-- Exercise goal --
Return the material below in full and exactly.

◆ ◆ ◆ ◆

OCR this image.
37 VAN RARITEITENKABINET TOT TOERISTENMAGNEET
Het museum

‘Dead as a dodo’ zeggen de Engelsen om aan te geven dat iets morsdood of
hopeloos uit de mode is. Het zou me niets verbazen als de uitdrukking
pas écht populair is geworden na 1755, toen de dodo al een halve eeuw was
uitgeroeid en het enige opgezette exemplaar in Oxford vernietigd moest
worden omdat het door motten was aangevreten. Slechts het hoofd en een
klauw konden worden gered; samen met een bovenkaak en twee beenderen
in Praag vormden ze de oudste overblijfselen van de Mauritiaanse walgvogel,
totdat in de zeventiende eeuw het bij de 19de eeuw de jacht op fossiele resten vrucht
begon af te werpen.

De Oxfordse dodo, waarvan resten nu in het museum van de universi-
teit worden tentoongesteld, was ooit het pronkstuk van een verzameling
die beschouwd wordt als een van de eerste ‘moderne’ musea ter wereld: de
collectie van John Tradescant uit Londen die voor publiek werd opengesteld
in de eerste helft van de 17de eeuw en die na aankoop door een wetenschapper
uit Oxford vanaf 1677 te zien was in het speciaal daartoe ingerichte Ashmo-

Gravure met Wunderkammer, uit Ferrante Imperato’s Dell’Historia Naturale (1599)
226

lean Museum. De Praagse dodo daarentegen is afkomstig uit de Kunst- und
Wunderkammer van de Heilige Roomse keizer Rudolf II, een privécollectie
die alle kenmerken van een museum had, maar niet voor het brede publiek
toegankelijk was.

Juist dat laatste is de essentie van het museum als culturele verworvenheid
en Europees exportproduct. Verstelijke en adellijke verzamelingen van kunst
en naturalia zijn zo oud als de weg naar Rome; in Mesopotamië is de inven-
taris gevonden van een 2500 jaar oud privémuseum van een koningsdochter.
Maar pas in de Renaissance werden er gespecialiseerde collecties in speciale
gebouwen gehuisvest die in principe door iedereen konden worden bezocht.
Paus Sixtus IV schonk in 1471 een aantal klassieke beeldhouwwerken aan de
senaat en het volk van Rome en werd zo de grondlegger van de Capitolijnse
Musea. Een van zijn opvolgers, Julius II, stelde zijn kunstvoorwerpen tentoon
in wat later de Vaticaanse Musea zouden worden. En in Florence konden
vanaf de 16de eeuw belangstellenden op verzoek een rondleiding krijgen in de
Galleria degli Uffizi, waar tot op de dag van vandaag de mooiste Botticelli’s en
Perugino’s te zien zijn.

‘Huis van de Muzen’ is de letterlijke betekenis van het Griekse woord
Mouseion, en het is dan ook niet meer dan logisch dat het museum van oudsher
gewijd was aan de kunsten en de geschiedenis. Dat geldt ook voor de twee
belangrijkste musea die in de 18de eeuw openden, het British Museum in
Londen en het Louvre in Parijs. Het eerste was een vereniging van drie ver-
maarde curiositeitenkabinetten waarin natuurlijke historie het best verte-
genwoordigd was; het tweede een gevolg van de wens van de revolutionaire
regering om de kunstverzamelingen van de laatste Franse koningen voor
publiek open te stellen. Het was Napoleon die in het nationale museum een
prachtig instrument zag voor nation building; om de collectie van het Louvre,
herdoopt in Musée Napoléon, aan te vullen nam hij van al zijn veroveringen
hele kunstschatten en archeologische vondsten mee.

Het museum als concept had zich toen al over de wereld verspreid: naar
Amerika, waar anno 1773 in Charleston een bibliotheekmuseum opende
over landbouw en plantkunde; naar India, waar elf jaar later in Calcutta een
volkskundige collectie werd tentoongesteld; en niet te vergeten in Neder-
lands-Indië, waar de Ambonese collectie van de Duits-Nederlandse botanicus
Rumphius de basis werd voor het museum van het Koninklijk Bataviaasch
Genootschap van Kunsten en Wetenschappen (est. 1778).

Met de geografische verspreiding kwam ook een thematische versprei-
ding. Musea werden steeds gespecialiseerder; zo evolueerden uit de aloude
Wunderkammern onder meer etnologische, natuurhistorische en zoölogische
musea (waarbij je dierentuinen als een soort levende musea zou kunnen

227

◆ ◆ ◆ ◆

-- Correct answer --
OCR this image.
37 VAN RARITEITENKABINET TOT TOERISTENMAGNEET
Het museum

‘Dead as a dodo’ zeggen de Engelsen om aan te geven dat iets morsdood of
hopeloos uit de mode is. Het zou me niets verbazen als de uitdrukking
pas écht populair is geworden na 1755, toen de dodo al een halve eeuw was
uitgeroeid en het enige opgezette exemplaar in Oxford vernietigd moest
worden omdat het door motten was aangevreten. Slechts het hoofd en een
klauw konden worden gered; samen met een bovenkaak en twee beenderen
in Praag vormden ze de oudste overblijfselen van de Mauritiaanse walgvogel,
totdat in de zeventiende eeuw het bij de 19de eeuw de jacht op fossiele resten vrucht
begon af te werpen.

De Oxfordse dodo, waarvan resten nu in het museum van de universi-
teit worden tentoongesteld, was ooit het pronkstuk van een verzameling
die beschouwd wordt als een van de eerste ‘moderne’ musea ter wereld: de
collectie van John Tradescant uit Londen die voor publiek werd opengesteld
in de eerste helft van de 17de eeuw en die na aankoop door een wetenschapper
uit Oxford vanaf 1677 te zien was in het speciaal daartoe ingerichte Ashmo-

Gravure met Wunderkammer, uit Ferrante Imperato’s Dell’Historia Naturale (1599)
226

lean Museum. De Praagse dodo daarentegen is afkomstig uit de Kunst- und
Wunderkammer van de Heilige Roomse keizer Rudolf II, een privécollectie
die alle kenmerken van een museum had, maar niet voor het brede publiek
toegankelijk was.

Juist dat laatste is de essentie van het museum als culturele verworvenheid
en Europees exportproduct. Verstelijke en adellijke verzamelingen van kunst
en naturalia zijn zo oud als de weg naar Rome; in Mesopotamië is de inven-
taris gevonden van een 2500 jaar oud privémuseum van een koningsdochter.
Maar pas in de Renaissance werden er gespecialiseerde collecties in speciale
gebouwen gehuisvest die in principe door iedereen konden worden bezocht.
Paus Sixtus IV schonk in 1471 een aantal klassieke beeldhouwwerken aan de
senaat en het volk van Rome en werd zo de grondlegger van de Capitolijnse
Musea. Een van zijn opvolgers, Julius II, stelde zijn kunstvoorwerpen tentoon
in wat later de Vaticaanse Musea zouden worden. En in Florence konden
vanaf de 16de eeuw belangstellenden op verzoek een rondleiding krijgen in de
Galleria degli Uffizi, waar tot op de dag van vandaag de mooiste Botticelli’s en
Perugino’s te zien zijn.

‘Huis van de Muzen’ is de letterlijke betekenis van het Griekse woord
Mouseion, en het is dan ook niet meer dan logisch dat het museum van oudsher
gewijd was aan de kunsten en de geschiedenis. Dat geldt ook voor de twee
belangrijkste musea die in de 18de eeuw openden, het British Museum in
Londen en het Louvre in Parijs. Het eerste was een vereniging van drie ver-
maarde curiositeitenkabinetten waarin natuurlijke historie het best verte-
genwoordigd was; het tweede een gevolg van de wens van de revolutionaire
regering om de kunstverzamelingen van de laatste Franse koningen voor
publiek open te stellen. Het was Napoleon die in het nationale museum een
prachtig instrument zag voor nation building; om de collectie van het Louvre,
herdoopt in Musée Napoléon, aan te vullen nam hij van al zijn veroveringen
hele kunstschatten en archeologische vondsten mee.

Het museum als concept had zich toen al over de wereld verspreid: naar
Amerika, waar anno 1773 in Charleston een bibliotheekmuseum opende
over landbouw en plantkunde; naar India, waar elf jaar later in Calcutta een
volkskundige collectie werd tentoongesteld; en niet te vergeten in Neder-
lands-Indië, waar de Ambonese collectie van de Duits-Nederlandse botanicus
Rumphius de basis werd voor het museum van het Koninklijk Bataviaasch
Genootschap van Kunsten en Wetenschappen (est. 1778).

Met de geografische verspreiding kwam ook een thematische versprei-
ding. Musea werden steeds gespecialiseerder; zo evolueerden uit de aloude
Wunderkammern onder meer etnologische, natuurhistorische en zoölogische
musea (waarbij je dierentuinen als een soort levende musea zou kunnen

227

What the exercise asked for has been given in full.